YOUR INSTRUCTIONS.
Output the entire listing without altering anything.

MATERIAL FOR THIS EXERCISE.
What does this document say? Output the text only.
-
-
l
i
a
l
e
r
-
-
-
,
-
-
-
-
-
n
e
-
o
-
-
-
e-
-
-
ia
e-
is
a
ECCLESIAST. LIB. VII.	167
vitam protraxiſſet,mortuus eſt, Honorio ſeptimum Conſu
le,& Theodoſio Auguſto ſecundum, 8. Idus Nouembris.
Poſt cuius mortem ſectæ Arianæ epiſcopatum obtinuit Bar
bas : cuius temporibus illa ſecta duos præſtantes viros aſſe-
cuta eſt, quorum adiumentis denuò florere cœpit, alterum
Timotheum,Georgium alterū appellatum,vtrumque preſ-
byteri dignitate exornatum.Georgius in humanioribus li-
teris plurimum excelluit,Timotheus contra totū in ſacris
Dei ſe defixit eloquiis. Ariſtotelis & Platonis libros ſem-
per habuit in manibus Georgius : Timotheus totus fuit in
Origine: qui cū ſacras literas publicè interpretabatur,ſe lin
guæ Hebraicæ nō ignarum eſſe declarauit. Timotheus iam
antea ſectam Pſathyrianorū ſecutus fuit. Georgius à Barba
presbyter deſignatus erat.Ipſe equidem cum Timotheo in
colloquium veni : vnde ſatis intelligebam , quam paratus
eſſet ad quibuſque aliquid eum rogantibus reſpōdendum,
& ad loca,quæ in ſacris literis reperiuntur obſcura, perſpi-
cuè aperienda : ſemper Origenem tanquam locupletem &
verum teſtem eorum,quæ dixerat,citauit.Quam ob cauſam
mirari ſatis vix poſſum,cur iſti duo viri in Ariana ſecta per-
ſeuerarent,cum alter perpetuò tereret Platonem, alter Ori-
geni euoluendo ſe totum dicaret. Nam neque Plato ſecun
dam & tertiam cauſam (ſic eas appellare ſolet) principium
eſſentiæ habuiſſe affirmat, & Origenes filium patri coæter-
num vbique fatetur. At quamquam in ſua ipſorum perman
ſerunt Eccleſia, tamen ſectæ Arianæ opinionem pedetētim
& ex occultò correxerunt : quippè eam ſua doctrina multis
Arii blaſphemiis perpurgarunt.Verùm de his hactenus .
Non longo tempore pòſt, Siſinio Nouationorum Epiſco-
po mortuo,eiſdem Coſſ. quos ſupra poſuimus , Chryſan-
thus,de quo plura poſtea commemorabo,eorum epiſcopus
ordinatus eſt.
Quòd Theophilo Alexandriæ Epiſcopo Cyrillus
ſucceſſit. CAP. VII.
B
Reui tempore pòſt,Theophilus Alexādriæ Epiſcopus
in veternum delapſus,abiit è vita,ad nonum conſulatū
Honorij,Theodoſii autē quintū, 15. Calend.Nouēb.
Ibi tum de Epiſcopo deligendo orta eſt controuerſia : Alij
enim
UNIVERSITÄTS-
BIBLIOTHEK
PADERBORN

FINISHED EXERCISE.
What does this document say? Output the text only.
-
-
l
i
a
l
e
r
-
-
-
,
-
-
-
-
-
n
e
-
o
-
-
-
e-
-
-
ia
e-
is
a
ECCLESIAST. LIB. VII.	167
vitam protraxiſſet,mortuus eſt, Honorio ſeptimum Conſu
le,& Theodoſio Auguſto ſecundum, 8. Idus Nouembris.
Poſt cuius mortem ſectæ Arianæ epiſcopatum obtinuit Bar
bas : cuius temporibus illa ſecta duos præſtantes viros aſſe-
cuta eſt, quorum adiumentis denuò florere cœpit, alterum
Timotheum,Georgium alterū appellatum,vtrumque preſ-
byteri dignitate exornatum.Georgius in humanioribus li-
teris plurimum excelluit,Timotheus contra totū in ſacris
Dei ſe defixit eloquiis. Ariſtotelis & Platonis libros ſem-
per habuit in manibus Georgius : Timotheus totus fuit in
Origine: qui cū ſacras literas publicè interpretabatur,ſe lin
guæ Hebraicæ nō ignarum eſſe declarauit. Timotheus iam
antea ſectam Pſathyrianorū ſecutus fuit. Georgius à Barba
presbyter deſignatus erat.Ipſe equidem cum Timotheo in
colloquium veni : vnde ſatis intelligebam , quam paratus
eſſet ad quibuſque aliquid eum rogantibus reſpōdendum,
& ad loca,quæ in ſacris literis reperiuntur obſcura, perſpi-
cuè aperienda : ſemper Origenem tanquam locupletem &
verum teſtem eorum,quæ dixerat,citauit.Quam ob cauſam
mirari ſatis vix poſſum,cur iſti duo viri in Ariana ſecta per-
ſeuerarent,cum alter perpetuò tereret Platonem, alter Ori-
geni euoluendo ſe totum dicaret. Nam neque Plato ſecun
dam & tertiam cauſam (ſic eas appellare ſolet) principium
eſſentiæ habuiſſe affirmat, & Origenes filium patri coæter-
num vbique fatetur. At quamquam in ſua ipſorum perman
ſerunt Eccleſia, tamen ſectæ Arianæ opinionem pedetētim
& ex occultò correxerunt : quippè eam ſua doctrina multis
Arii blaſphemiis perpurgarunt.Verùm de his hactenus .
Non longo tempore pòſt, Siſinio Nouationorum Epiſco-
po mortuo,eiſdem Coſſ. quos ſupra poſuimus , Chryſan-
thus,de quo plura poſtea commemorabo,eorum epiſcopus
ordinatus eſt.
Quòd Theophilo Alexandriæ Epiſcopo Cyrillus
ſucceſſit. CAP. VII.
B
Reui tempore pòſt,Theophilus Alexādriæ Epiſcopus
in veternum delapſus,abiit è vita,ad nonum conſulatū
Honorij,Theodoſii autē quintū, 15. Calend.Nouēb.
Ibi tum de Epiſcopo deligendo orta eſt controuerſia : Alij
enim
UNIVERSITÄTS-
BIBLIOTHEK
PADERBORN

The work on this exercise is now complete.